## TASK BRIEF
Find every line in the records below that holds the word "breathing", and copy it out.

## SOURCE DATA
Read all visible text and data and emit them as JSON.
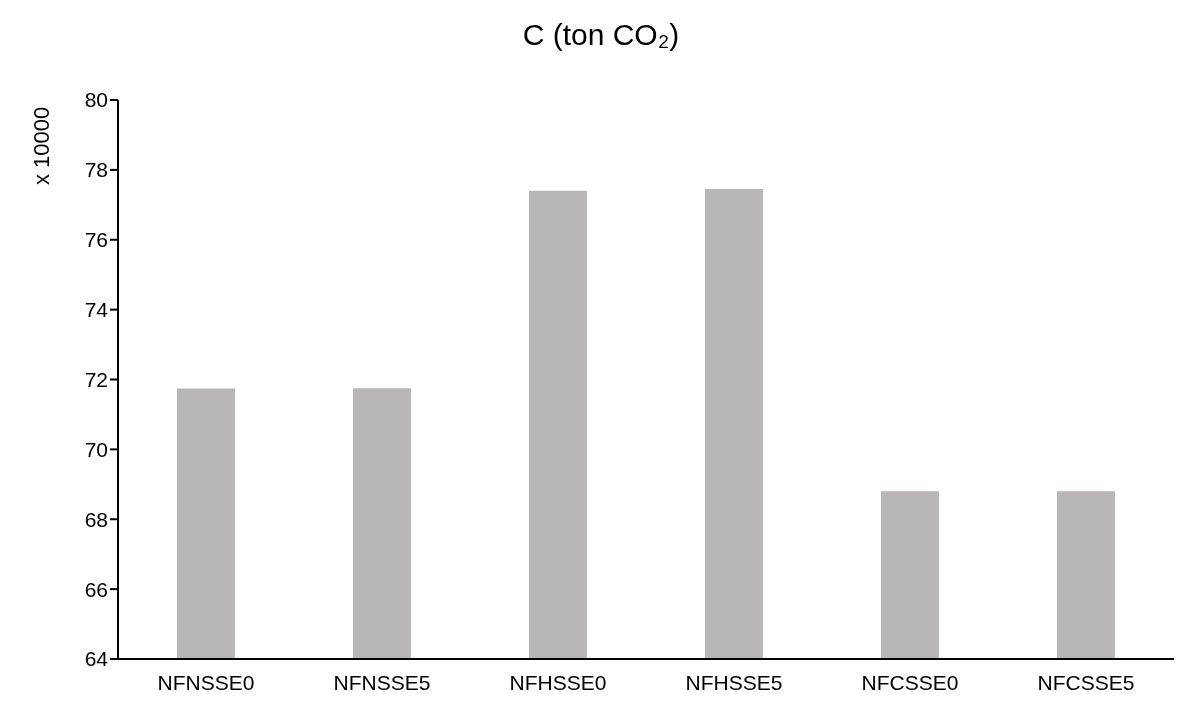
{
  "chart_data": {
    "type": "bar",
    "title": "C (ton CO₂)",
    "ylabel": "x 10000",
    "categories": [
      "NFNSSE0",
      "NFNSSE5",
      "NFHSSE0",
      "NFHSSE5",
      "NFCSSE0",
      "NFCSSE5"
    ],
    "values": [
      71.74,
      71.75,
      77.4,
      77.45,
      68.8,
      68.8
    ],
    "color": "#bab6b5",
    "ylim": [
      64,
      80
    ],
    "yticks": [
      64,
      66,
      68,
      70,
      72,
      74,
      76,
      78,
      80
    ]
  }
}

==

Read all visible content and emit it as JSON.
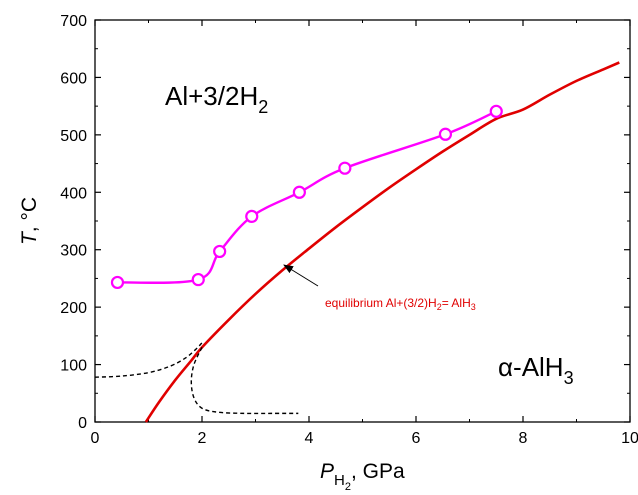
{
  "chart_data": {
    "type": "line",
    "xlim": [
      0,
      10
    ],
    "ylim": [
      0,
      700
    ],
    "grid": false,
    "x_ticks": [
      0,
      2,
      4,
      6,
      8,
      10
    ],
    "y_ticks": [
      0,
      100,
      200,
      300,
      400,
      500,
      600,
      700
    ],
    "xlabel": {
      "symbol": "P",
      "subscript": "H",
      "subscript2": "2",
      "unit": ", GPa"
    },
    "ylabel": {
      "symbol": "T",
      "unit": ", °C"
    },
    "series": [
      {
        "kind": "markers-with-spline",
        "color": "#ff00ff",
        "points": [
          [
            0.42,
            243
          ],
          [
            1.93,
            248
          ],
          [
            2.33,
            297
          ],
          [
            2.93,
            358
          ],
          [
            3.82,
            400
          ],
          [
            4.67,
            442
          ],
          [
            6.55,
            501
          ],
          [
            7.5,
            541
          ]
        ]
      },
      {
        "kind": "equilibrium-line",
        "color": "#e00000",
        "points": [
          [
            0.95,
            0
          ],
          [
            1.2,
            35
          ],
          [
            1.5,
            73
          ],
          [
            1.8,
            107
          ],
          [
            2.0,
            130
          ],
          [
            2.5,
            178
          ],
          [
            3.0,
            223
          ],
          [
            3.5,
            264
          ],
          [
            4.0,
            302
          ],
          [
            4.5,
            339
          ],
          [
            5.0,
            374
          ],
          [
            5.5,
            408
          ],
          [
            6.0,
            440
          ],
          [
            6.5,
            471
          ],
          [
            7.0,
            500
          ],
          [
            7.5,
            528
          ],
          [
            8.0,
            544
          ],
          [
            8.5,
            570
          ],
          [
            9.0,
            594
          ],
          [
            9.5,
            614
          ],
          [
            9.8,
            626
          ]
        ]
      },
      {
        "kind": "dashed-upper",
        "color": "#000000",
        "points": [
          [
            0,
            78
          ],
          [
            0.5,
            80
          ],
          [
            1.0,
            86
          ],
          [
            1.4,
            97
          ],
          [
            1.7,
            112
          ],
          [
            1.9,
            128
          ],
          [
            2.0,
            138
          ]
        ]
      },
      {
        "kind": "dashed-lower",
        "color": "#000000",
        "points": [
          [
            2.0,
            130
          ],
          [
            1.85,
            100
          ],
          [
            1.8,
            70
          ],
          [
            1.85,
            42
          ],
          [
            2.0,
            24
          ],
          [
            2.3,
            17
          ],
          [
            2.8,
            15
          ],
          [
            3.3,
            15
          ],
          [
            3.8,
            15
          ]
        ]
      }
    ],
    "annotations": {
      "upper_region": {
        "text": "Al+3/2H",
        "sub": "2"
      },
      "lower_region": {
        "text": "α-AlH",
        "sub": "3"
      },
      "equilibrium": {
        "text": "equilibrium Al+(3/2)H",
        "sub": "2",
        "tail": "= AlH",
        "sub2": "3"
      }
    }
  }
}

==

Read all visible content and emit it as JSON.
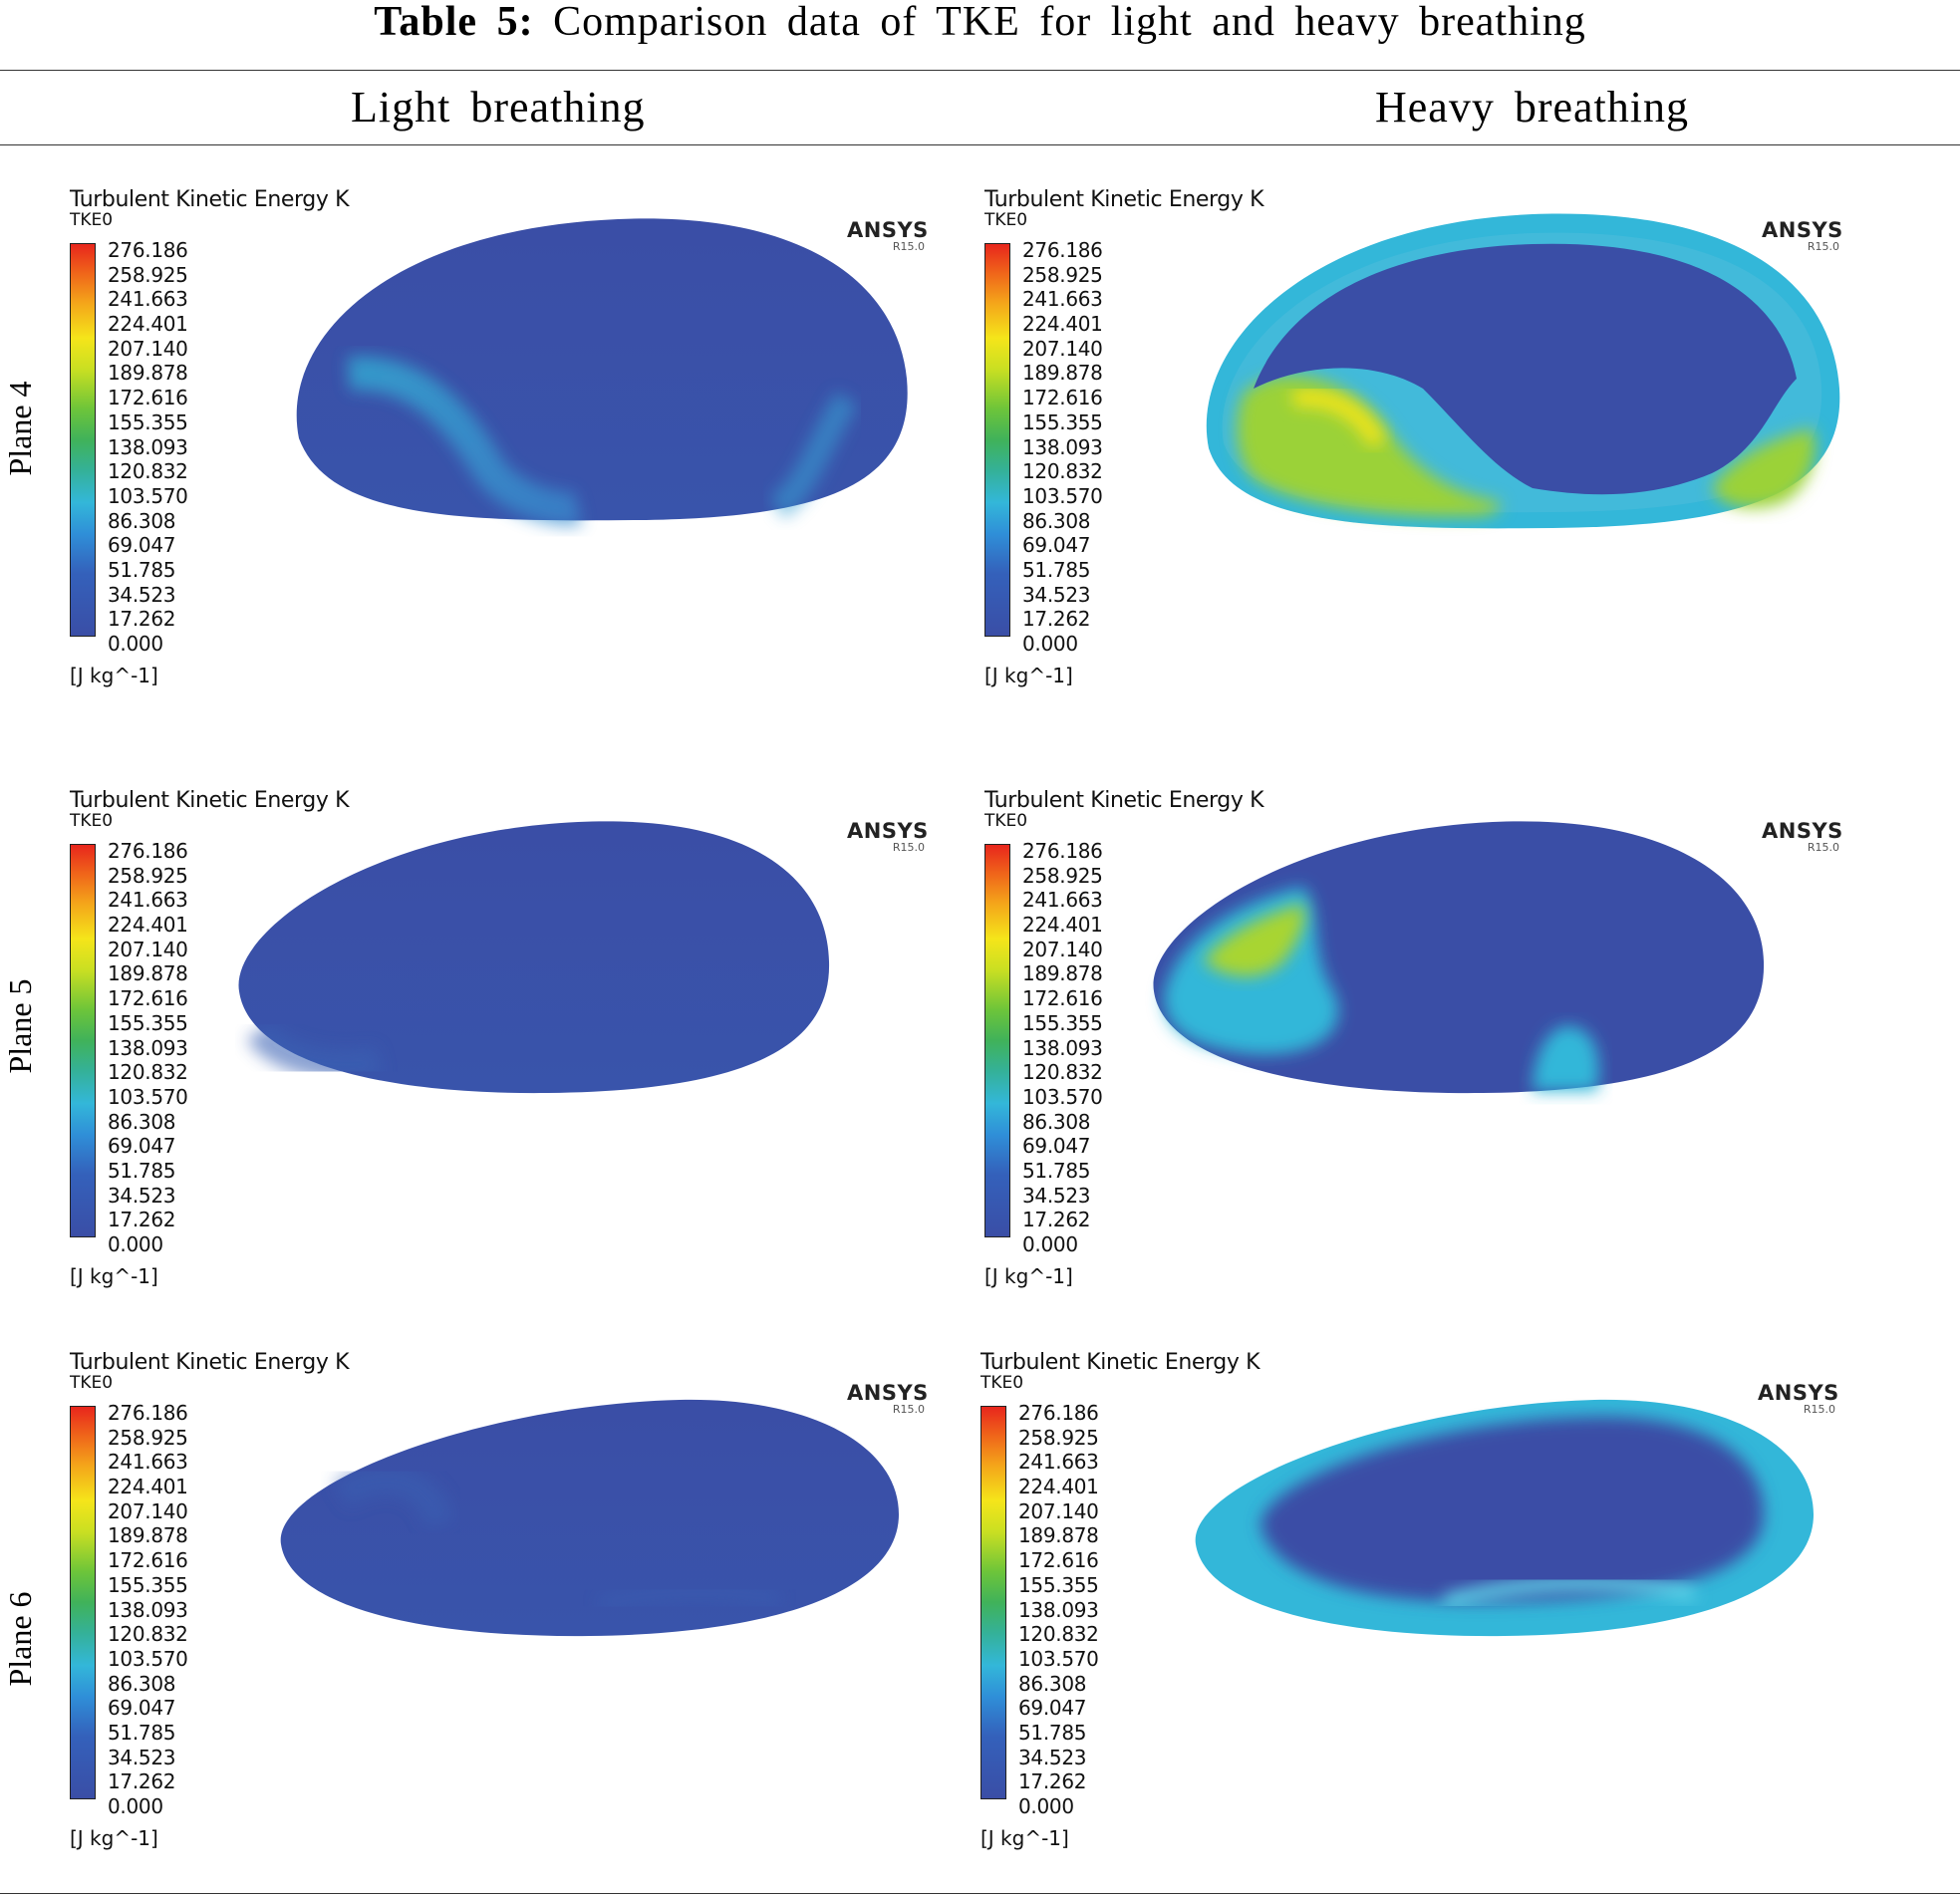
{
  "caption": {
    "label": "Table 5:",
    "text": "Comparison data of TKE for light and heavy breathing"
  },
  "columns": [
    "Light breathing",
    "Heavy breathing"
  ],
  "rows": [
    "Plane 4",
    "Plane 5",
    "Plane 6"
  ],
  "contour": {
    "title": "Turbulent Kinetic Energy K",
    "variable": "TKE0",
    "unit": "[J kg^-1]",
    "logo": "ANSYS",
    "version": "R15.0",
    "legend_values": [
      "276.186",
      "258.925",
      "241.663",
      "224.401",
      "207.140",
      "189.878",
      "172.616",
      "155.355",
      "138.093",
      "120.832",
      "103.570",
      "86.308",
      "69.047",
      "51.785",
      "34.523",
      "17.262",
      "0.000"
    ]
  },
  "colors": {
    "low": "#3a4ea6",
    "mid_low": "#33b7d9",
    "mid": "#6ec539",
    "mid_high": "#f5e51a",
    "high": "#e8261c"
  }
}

## RESPONSE TO THE EXERCISE
    "text": "Comparison data of TKE for light and heavy breathing"
    "Light breathing",
    "Heavy breathing"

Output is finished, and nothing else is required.